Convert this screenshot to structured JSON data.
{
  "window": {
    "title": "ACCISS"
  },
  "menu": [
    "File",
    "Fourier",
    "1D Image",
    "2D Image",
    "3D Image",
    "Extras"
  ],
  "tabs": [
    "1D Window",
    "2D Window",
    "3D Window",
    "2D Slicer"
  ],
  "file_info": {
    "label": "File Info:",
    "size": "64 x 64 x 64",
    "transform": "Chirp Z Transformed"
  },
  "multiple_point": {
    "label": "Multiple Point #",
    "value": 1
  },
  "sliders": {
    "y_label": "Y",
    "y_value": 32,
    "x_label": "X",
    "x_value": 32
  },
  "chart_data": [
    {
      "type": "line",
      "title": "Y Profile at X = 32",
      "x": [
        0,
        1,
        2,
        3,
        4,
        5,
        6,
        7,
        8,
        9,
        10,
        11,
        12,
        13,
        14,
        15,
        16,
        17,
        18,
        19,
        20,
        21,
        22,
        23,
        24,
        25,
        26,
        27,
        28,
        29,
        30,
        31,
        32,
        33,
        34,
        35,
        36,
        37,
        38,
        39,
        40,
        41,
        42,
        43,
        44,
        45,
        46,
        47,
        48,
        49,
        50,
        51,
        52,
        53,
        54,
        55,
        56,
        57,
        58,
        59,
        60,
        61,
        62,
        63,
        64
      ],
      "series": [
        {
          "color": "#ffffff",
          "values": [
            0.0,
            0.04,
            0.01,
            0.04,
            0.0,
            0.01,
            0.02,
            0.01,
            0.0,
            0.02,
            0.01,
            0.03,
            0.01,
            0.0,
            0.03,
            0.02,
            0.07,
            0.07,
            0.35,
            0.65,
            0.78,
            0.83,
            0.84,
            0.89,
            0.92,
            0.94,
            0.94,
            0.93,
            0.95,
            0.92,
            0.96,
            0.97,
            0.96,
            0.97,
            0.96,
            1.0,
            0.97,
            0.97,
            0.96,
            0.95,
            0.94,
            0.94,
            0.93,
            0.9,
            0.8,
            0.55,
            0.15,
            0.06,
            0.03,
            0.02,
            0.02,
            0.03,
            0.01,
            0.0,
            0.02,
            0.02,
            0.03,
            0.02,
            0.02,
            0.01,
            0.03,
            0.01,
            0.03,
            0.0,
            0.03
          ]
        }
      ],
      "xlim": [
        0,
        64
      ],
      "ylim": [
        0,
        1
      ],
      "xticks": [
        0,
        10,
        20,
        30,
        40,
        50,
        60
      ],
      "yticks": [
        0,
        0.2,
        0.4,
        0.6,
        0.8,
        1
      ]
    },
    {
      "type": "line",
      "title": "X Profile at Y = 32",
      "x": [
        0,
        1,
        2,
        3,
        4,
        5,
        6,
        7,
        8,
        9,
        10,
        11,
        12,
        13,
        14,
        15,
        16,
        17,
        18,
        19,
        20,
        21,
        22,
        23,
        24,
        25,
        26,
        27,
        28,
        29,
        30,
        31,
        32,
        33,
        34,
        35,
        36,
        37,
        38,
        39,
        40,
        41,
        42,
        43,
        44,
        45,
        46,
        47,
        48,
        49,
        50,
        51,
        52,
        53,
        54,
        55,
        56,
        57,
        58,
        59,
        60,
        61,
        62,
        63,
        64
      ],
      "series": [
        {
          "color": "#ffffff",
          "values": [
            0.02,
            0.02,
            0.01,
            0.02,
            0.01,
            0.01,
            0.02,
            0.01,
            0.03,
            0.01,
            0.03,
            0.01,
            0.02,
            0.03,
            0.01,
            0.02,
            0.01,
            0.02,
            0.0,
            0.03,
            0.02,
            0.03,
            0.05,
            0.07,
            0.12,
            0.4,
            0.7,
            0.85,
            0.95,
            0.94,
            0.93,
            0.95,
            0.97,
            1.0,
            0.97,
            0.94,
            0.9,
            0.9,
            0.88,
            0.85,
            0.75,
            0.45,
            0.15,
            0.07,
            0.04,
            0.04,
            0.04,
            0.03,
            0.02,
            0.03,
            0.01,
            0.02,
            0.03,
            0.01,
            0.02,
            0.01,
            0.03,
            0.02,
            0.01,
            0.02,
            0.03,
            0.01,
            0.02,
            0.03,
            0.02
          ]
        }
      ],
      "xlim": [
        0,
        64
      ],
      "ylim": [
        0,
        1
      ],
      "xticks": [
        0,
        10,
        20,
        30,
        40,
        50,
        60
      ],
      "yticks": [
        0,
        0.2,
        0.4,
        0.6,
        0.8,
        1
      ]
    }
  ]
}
____________________
GIVEN INSTRUCTION:
Your task is to print all of the records exactly.

ANSWER IN FULL:
Convert this screenshot to structured JSON data.
{
  "window": {
    "title": "ACCISS"
  },
  "menu": [
    "File",
    "Fourier",
    "1D Image",
    "2D Image",
    "3D Image",
    "Extras"
  ],
  "tabs": [
    "1D Window",
    "2D Window",
    "3D Window",
    "2D Slicer"
  ],
  "file_info": {
    "label": "File Info:",
    "size": "64 x 64 x 64",
    "transform": "Chirp Z Transformed"
  },
  "multiple_point": {
    "label": "Multiple Point #",
    "value": 1
  },
  "sliders": {
    "y_label": "Y",
    "y_value": 32,
    "x_label": "X",
    "x_value": 32
  },
  "chart_data": [
    {
      "type": "line",
      "title": "Y Profile at X = 32",
      "x": [
        0,
        1,
        2,
        3,
        4,
        5,
        6,
        7,
        8,
        9,
        10,
        11,
        12,
        13,
        14,
        15,
        16,
        17,
        18,
        19,
        20,
        21,
        22,
        23,
        24,
        25,
        26,
        27,
        28,
        29,
        30,
        31,
        32,
        33,
        34,
        35,
        36,
        37,
        38,
        39,
        40,
        41,
        42,
        43,
        44,
        45,
        46,
        47,
        48,
        49,
        50,
        51,
        52,
        53,
        54,
        55,
        56,
        57,
        58,
        59,
        60,
        61,
        62,
        63,
        64
      ],
      "series": [
        {
          "color": "#ffffff",
          "values": [
            0.0,
            0.04,
            0.01,
            0.04,
            0.0,
            0.01,
            0.02,
            0.01,
            0.0,
            0.02,
            0.01,
            0.03,
            0.01,
            0.0,
            0.03,
            0.02,
            0.07,
            0.07,
            0.35,
            0.65,
            0.78,
            0.83,
            0.84,
            0.89,
            0.92,
            0.94,
            0.94,
            0.93,
            0.95,
            0.92,
            0.96,
            0.97,
            0.96,
            0.97,
            0.96,
            1.0,
            0.97,
            0.97,
            0.96,
            0.95,
            0.94,
            0.94,
            0.93,
            0.9,
            0.8,
            0.55,
            0.15,
            0.06,
            0.03,
            0.02,
            0.02,
            0.03,
            0.01,
            0.0,
            0.02,
            0.02,
            0.03,
            0.02,
            0.02,
            0.01,
            0.03,
            0.01,
            0.03,
            0.0,
            0.03
          ]
        }
      ],
      "xlim": [
        0,
        64
      ],
      "ylim": [
        0,
        1
      ],
      "xticks": [
        0,
        10,
        20,
        30,
        40,
        50,
        60
      ],
      "yticks": [
        0,
        0.2,
        0.4,
        0.6,
        0.8,
        1
      ]
    },
    {
      "type": "line",
      "title": "X Profile at Y = 32",
      "x": [
        0,
        1,
        2,
        3,
        4,
        5,
        6,
        7,
        8,
        9,
        10,
        11,
        12,
        13,
        14,
        15,
        16,
        17,
        18,
        19,
        20,
        21,
        22,
        23,
        24,
        25,
        26,
        27,
        28,
        29,
        30,
        31,
        32,
        33,
        34,
        35,
        36,
        37,
        38,
        39,
        40,
        41,
        42,
        43,
        44,
        45,
        46,
        47,
        48,
        49,
        50,
        51,
        52,
        53,
        54,
        55,
        56,
        57,
        58,
        59,
        60,
        61,
        62,
        63,
        64
      ],
      "series": [
        {
          "color": "#ffffff",
          "values": [
            0.02,
            0.02,
            0.01,
            0.02,
            0.01,
            0.01,
            0.02,
            0.01,
            0.03,
            0.01,
            0.03,
            0.01,
            0.02,
            0.03,
            0.01,
            0.02,
            0.01,
            0.02,
            0.0,
            0.03,
            0.02,
            0.03,
            0.05,
            0.07,
            0.12,
            0.4,
            0.7,
            0.85,
            0.95,
            0.94,
            0.93,
            0.95,
            0.97,
            1.0,
            0.97,
            0.94,
            0.9,
            0.9,
            0.88,
            0.85,
            0.75,
            0.45,
            0.15,
            0.07,
            0.04,
            0.04,
            0.04,
            0.03,
            0.02,
            0.03,
            0.01,
            0.02,
            0.03,
            0.01,
            0.02,
            0.01,
            0.03,
            0.02,
            0.01,
            0.02,
            0.03,
            0.01,
            0.02,
            0.03,
            0.02
          ]
        }
      ],
      "xlim": [
        0,
        64
      ],
      "ylim": [
        0,
        1
      ],
      "xticks": [
        0,
        10,
        20,
        30,
        40,
        50,
        60
      ],
      "yticks": [
        0,
        0.2,
        0.4,
        0.6,
        0.8,
        1
      ]
    }
  ]
}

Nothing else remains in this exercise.